WORK REQUIRED.
Copy out the complete listing, word for word.

=====

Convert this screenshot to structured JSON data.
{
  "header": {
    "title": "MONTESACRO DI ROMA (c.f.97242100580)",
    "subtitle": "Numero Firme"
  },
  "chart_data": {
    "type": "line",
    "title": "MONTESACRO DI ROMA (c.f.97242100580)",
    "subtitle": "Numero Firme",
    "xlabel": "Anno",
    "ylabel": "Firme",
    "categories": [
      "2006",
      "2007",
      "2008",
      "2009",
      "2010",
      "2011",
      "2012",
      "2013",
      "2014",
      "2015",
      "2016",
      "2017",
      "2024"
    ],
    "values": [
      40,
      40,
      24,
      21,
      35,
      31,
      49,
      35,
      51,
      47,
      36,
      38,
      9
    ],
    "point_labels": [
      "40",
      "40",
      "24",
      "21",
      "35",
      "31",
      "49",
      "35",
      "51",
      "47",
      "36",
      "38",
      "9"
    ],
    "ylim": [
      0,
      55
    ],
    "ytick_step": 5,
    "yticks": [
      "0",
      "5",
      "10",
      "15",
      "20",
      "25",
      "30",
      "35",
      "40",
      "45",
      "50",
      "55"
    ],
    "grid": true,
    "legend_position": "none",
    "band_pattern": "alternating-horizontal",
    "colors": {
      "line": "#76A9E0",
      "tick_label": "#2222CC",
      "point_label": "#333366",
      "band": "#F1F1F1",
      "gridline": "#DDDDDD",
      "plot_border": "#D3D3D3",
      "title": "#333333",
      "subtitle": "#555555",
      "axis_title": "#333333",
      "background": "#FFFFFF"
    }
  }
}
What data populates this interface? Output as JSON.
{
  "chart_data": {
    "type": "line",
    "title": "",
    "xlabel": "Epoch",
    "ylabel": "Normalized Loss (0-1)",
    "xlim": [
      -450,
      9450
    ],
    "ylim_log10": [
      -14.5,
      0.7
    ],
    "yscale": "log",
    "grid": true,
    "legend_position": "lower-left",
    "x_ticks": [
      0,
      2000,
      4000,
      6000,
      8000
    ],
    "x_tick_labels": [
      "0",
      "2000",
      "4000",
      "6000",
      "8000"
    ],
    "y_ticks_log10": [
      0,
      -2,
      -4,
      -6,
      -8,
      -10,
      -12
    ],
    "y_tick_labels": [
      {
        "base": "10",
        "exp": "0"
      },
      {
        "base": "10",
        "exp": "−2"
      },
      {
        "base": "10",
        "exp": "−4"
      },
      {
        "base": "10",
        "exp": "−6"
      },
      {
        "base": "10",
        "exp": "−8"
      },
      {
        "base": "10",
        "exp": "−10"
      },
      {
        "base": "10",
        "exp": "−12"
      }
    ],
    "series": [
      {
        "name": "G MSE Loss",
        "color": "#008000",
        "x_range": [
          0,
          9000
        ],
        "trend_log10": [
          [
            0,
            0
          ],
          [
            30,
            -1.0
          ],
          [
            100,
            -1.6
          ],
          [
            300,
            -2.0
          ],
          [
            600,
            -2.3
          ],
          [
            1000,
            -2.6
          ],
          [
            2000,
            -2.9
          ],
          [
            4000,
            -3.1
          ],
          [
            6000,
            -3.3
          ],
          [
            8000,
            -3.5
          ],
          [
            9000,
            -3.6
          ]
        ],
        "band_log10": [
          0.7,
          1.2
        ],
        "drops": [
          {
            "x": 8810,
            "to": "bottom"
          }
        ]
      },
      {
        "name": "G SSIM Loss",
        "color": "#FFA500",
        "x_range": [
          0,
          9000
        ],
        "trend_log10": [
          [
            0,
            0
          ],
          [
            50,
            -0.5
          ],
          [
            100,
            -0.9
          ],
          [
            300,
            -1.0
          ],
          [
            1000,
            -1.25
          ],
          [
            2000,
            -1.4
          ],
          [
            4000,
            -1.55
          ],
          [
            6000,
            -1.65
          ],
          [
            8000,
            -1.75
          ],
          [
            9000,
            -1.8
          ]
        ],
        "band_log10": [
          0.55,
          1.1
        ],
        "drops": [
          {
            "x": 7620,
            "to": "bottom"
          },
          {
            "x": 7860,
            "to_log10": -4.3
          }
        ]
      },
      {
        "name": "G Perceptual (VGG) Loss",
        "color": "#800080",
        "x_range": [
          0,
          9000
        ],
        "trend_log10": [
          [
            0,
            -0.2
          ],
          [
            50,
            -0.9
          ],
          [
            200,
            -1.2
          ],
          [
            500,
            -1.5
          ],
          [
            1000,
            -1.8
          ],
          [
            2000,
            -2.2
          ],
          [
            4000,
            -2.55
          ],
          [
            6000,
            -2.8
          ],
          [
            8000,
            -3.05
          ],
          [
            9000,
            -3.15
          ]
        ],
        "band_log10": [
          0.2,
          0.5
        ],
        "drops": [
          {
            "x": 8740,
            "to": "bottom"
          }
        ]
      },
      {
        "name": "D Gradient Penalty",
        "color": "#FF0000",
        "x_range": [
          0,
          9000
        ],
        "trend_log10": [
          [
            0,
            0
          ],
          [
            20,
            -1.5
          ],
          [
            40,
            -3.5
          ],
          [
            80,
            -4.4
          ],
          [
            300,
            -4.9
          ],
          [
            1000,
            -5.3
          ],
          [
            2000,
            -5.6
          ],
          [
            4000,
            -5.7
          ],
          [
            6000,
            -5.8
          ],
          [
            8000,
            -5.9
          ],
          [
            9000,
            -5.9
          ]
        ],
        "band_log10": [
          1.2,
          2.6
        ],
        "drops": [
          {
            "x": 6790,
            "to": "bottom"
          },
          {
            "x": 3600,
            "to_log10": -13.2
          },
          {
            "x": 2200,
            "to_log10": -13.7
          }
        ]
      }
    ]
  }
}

=====

RESULT OF THE EXERCISE.
Convert this screenshot to structured JSON data.
{
  "header": {
    "title": "MONTESACRO DI ROMA (c.f.97242100580)",
    "subtitle": "Numero Firme"
  },
  "chart_data": {
    "type": "line",
    "title": "MONTESACRO DI ROMA (c.f.97242100580)",
    "subtitle": "Numero Firme",
    "xlabel": "Anno",
    "ylabel": "Firme",
    "categories": [
      "2006",
      "2007",
      "2008",
      "2009",
      "2010",
      "2011",
      "2012",
      "2013",
      "2014",
      "2015",
      "2016",
      "2017",
      "2024"
    ],
    "values": [
      40,
      40,
      24,
      21,
      35,
      31,
      49,
      35,
      51,
      47,
      36,
      38,
      9
    ],
    "point_labels": [
      "40",
      "40",
      "24",
      "21",
      "35",
      "31",
      "49",
      "35",
      "51",
      "47",
      "36",
      "38",
      "9"
    ],
    "ylim": [
      0,
      55
    ],
    "ytick_step": 5,
    "yticks": [
      "0",
      "5",
      "10",
      "15",
      "20",
      "25",
      "30",
      "35",
      "40",
      "45",
      "50",
      "55"
    ],
    "grid": true,
    "legend_position": "none",
    "band_pattern": "alternating-horizontal",
    "colors": {
      "line": "#76A9E0",
      "tick_label": "#2222CC",
      "point_label": "#333366",
      "band": "#F1F1F1",
      "gridline": "#DDDDDD",
      "plot_border": "#D3D3D3",
      "title": "#333333",
      "subtitle": "#555555",
      "axis_title": "#333333",
      "background": "#FFFFFF"
    }
  }
}
What data populates this interface? Output as JSON.
{
  "chart_data": {
    "type": "line",
    "title": "",
    "xlabel": "Epoch",
    "ylabel": "Normalized Loss (0-1)",
    "xlim": [
      -450,
      9450
    ],
    "ylim_log10": [
      -14.5,
      0.7
    ],
    "yscale": "log",
    "grid": true,
    "legend_position": "lower-left",
    "x_ticks": [
      0,
      2000,
      4000,
      6000,
      8000
    ],
    "x_tick_labels": [
      "0",
      "2000",
      "4000",
      "6000",
      "8000"
    ],
    "y_ticks_log10": [
      0,
      -2,
      -4,
      -6,
      -8,
      -10,
      -12
    ],
    "y_tick_labels": [
      {
        "base": "10",
        "exp": "0"
      },
      {
        "base": "10",
        "exp": "−2"
      },
      {
        "base": "10",
        "exp": "−4"
      },
      {
        "base": "10",
        "exp": "−6"
      },
      {
        "base": "10",
        "exp": "−8"
      },
      {
        "base": "10",
        "exp": "−10"
      },
      {
        "base": "10",
        "exp": "−12"
      }
    ],
    "series": [
      {
        "name": "G MSE Loss",
        "color": "#008000",
        "x_range": [
          0,
          9000
        ],
        "trend_log10": [
          [
            0,
            0
          ],
          [
            30,
            -1.0
          ],
          [
            100,
            -1.6
          ],
          [
            300,
            -2.0
          ],
          [
            600,
            -2.3
          ],
          [
            1000,
            -2.6
          ],
          [
            2000,
            -2.9
          ],
          [
            4000,
            -3.1
          ],
          [
            6000,
            -3.3
          ],
          [
            8000,
            -3.5
          ],
          [
            9000,
            -3.6
          ]
        ],
        "band_log10": [
          0.7,
          1.2
        ],
        "drops": [
          {
            "x": 8810,
            "to": "bottom"
          }
        ]
      },
      {
        "name": "G SSIM Loss",
        "color": "#FFA500",
        "x_range": [
          0,
          9000
        ],
        "trend_log10": [
          [
            0,
            0
          ],
          [
            50,
            -0.5
          ],
          [
            100,
            -0.9
          ],
          [
            300,
            -1.0
          ],
          [
            1000,
            -1.25
          ],
          [
            2000,
            -1.4
          ],
          [
            4000,
            -1.55
          ],
          [
            6000,
            -1.65
          ],
          [
            8000,
            -1.75
          ],
          [
            9000,
            -1.8
          ]
        ],
        "band_log10": [
          0.55,
          1.1
        ],
        "drops": [
          {
            "x": 7620,
            "to": "bottom"
          },
          {
            "x": 7860,
            "to_log10": -4.3
          }
        ]
      },
      {
        "name": "G Perceptual (VGG) Loss",
        "color": "#800080",
        "x_range": [
          0,
          9000
        ],
        "trend_log10": [
          [
            0,
            -0.2
          ],
          [
            50,
            -0.9
          ],
          [
            200,
            -1.2
          ],
          [
            500,
            -1.5
          ],
          [
            1000,
            -1.8
          ],
          [
            2000,
            -2.2
          ],
          [
            4000,
            -2.55
          ],
          [
            6000,
            -2.8
          ],
          [
            8000,
            -3.05
          ],
          [
            9000,
            -3.15
          ]
        ],
        "band_log10": [
          0.2,
          0.5
        ],
        "drops": [
          {
            "x": 8740,
            "to": "bottom"
          }
        ]
      },
      {
        "name": "D Gradient Penalty",
        "color": "#FF0000",
        "x_range": [
          0,
          9000
        ],
        "trend_log10": [
          [
            0,
            0
          ],
          [
            20,
            -1.5
          ],
          [
            40,
            -3.5
          ],
          [
            80,
            -4.4
          ],
          [
            300,
            -4.9
          ],
          [
            1000,
            -5.3
          ],
          [
            2000,
            -5.6
          ],
          [
            4000,
            -5.7
          ],
          [
            6000,
            -5.8
          ],
          [
            8000,
            -5.9
          ],
          [
            9000,
            -5.9
          ]
        ],
        "band_log10": [
          1.2,
          2.6
        ],
        "drops": [
          {
            "x": 6790,
            "to": "bottom"
          },
          {
            "x": 3600,
            "to_log10": -13.2
          },
          {
            "x": 2200,
            "to_log10": -13.7
          }
        ]
      }
    ]
  }
}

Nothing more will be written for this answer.